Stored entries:
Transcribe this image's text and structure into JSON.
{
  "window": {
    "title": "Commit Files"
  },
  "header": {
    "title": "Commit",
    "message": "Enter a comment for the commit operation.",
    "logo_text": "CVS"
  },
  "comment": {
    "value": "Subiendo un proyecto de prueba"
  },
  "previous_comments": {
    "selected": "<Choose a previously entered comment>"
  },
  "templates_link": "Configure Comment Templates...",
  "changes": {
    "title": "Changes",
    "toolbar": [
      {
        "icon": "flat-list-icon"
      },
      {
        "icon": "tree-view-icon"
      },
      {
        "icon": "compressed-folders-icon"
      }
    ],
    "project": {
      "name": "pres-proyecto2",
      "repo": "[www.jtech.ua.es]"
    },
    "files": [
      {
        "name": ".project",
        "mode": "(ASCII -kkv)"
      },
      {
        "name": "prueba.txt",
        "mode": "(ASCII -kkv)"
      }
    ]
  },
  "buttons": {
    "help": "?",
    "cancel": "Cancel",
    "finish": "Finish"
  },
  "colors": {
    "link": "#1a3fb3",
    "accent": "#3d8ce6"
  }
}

● **Required work**:
Print every entry exactly as it appears.

● **Answer in full**:
Transcribe this image's text and structure into JSON.
{
  "window": {
    "title": "Commit Files"
  },
  "header": {
    "title": "Commit",
    "message": "Enter a comment for the commit operation.",
    "logo_text": "CVS"
  },
  "comment": {
    "value": "Subiendo un proyecto de prueba"
  },
  "previous_comments": {
    "selected": "<Choose a previously entered comment>"
  },
  "templates_link": "Configure Comment Templates...",
  "changes": {
    "title": "Changes",
    "toolbar": [
      {
        "icon": "flat-list-icon"
      },
      {
        "icon": "tree-view-icon"
      },
      {
        "icon": "compressed-folders-icon"
      }
    ],
    "project": {
      "name": "pres-proyecto2",
      "repo": "[www.jtech.ua.es]"
    },
    "files": [
      {
        "name": ".project",
        "mode": "(ASCII -kkv)"
      },
      {
        "name": "prueba.txt",
        "mode": "(ASCII -kkv)"
      }
    ]
  },
  "buttons": {
    "help": "?",
    "cancel": "Cancel",
    "finish": "Finish"
  },
  "colors": {
    "link": "#1a3fb3",
    "accent": "#3d8ce6"
  }
}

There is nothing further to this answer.